▶ **What is required**
Reproduce all records exactly.

▶ **Exercise data**
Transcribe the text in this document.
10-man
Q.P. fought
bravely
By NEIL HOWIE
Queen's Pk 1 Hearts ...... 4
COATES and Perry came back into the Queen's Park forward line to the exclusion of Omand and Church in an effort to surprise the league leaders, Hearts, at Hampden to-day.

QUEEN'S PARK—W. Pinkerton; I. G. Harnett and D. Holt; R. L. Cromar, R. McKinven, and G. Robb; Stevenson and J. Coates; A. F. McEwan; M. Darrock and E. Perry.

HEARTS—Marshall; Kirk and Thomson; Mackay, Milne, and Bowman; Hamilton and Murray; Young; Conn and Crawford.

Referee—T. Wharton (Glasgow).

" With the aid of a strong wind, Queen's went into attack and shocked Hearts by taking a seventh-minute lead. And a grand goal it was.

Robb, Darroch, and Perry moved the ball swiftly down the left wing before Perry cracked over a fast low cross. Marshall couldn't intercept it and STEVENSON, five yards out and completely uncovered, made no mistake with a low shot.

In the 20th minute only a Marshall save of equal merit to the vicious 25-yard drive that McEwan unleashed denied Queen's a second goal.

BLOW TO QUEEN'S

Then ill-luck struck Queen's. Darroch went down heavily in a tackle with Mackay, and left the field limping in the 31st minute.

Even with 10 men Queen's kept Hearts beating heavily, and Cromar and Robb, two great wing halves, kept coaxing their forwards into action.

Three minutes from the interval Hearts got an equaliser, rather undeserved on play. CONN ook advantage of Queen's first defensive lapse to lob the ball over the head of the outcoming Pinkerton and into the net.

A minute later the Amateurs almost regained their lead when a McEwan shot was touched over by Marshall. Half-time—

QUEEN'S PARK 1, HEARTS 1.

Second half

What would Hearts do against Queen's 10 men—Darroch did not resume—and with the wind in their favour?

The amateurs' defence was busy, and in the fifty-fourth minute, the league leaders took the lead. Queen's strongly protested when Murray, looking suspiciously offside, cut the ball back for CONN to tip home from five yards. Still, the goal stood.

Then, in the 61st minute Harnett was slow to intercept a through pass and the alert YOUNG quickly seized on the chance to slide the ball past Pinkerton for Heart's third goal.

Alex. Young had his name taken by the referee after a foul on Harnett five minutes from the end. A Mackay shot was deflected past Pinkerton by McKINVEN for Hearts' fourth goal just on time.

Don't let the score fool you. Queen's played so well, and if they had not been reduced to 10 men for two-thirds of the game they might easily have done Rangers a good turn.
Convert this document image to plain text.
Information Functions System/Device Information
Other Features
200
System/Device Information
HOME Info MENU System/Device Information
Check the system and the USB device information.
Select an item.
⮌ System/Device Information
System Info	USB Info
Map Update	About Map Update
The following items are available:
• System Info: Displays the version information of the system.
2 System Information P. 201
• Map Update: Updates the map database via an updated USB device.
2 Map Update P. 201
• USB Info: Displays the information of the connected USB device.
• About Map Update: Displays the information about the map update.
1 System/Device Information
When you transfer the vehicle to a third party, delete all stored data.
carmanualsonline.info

▶ **Answer to the problem**
Transcribe the text in this document.
10-man
Q.P. fought
bravely
By NEIL HOWIE
Queen's Pk 1 Hearts ...... 4
COATES and Perry came back into the Queen's Park forward line to the exclusion of Omand and Church in an effort to surprise the league leaders, Hearts, at Hampden to-day.

QUEEN'S PARK—W. Pinkerton; I. G. Harnett and D. Holt; R. L. Cromar, R. McKinven, and G. Robb; Stevenson and J. Coates; A. F. McEwan; M. Darrock and E. Perry.

HEARTS—Marshall; Kirk and Thomson; Mackay, Milne, and Bowman; Hamilton and Murray; Young; Conn and Crawford.

Referee—T. Wharton (Glasgow).

" With the aid of a strong wind, Queen's went into attack and shocked Hearts by taking a seventh-minute lead. And a grand goal it was.

Robb, Darroch, and Perry moved the ball swiftly down the left wing before Perry cracked over a fast low cross. Marshall couldn't intercept it and STEVENSON, five yards out and completely uncovered, made no mistake with a low shot.

In the 20th minute only a Marshall save of equal merit to the vicious 25-yard drive that McEwan unleashed denied Queen's a second goal.

BLOW TO QUEEN'S

Then ill-luck struck Queen's. Darroch went down heavily in a tackle with Mackay, and left the field limping in the 31st minute.

Even with 10 men Queen's kept Hearts beating heavily, and Cromar and Robb, two great wing halves, kept coaxing their forwards into action.

Three minutes from the interval Hearts got an equaliser, rather undeserved on play. CONN ook advantage of Queen's first defensive lapse to lob the ball over the head of the outcoming Pinkerton and into the net.

A minute later the Amateurs almost regained their lead when a McEwan shot was touched over by Marshall. Half-time—

QUEEN'S PARK 1, HEARTS 1.

Second half

What would Hearts do against Queen's 10 men—Darroch did not resume—and with the wind in their favour?

The amateurs' defence was busy, and in the fifty-fourth minute, the league leaders took the lead. Queen's strongly protested when Murray, looking suspiciously offside, cut the ball back for CONN to tip home from five yards. Still, the goal stood.

Then, in the 61st minute Harnett was slow to intercept a through pass and the alert YOUNG quickly seized on the chance to slide the ball past Pinkerton for Heart's third goal.

Alex. Young had his name taken by the referee after a foul on Harnett five minutes from the end. A Mackay shot was deflected past Pinkerton by McKINVEN for Hearts' fourth goal just on time.

Don't let the score fool you. Queen's played so well, and if they had not been reduced to 10 men for two-thirds of the game they might easily have done Rangers a good turn.
Convert this document image to plain text.
Information Functions System/Device Information
Other Features
200
System/Device Information
HOME Info MENU System/Device Information
Check the system and the USB device information.
Select an item.
⮌ System/Device Information
System Info	USB Info
Map Update	About Map Update
The following items are available:
• System Info: Displays the version information of the system.
2 System Information P. 201
• Map Update: Updates the map database via an updated USB device.
2 Map Update P. 201
• USB Info: Displays the information of the connected USB device.
• About Map Update: Displays the information about the map update.
1 System/Device Information
When you transfer the vehicle to a third party, delete all stored data.
carmanualsonline.info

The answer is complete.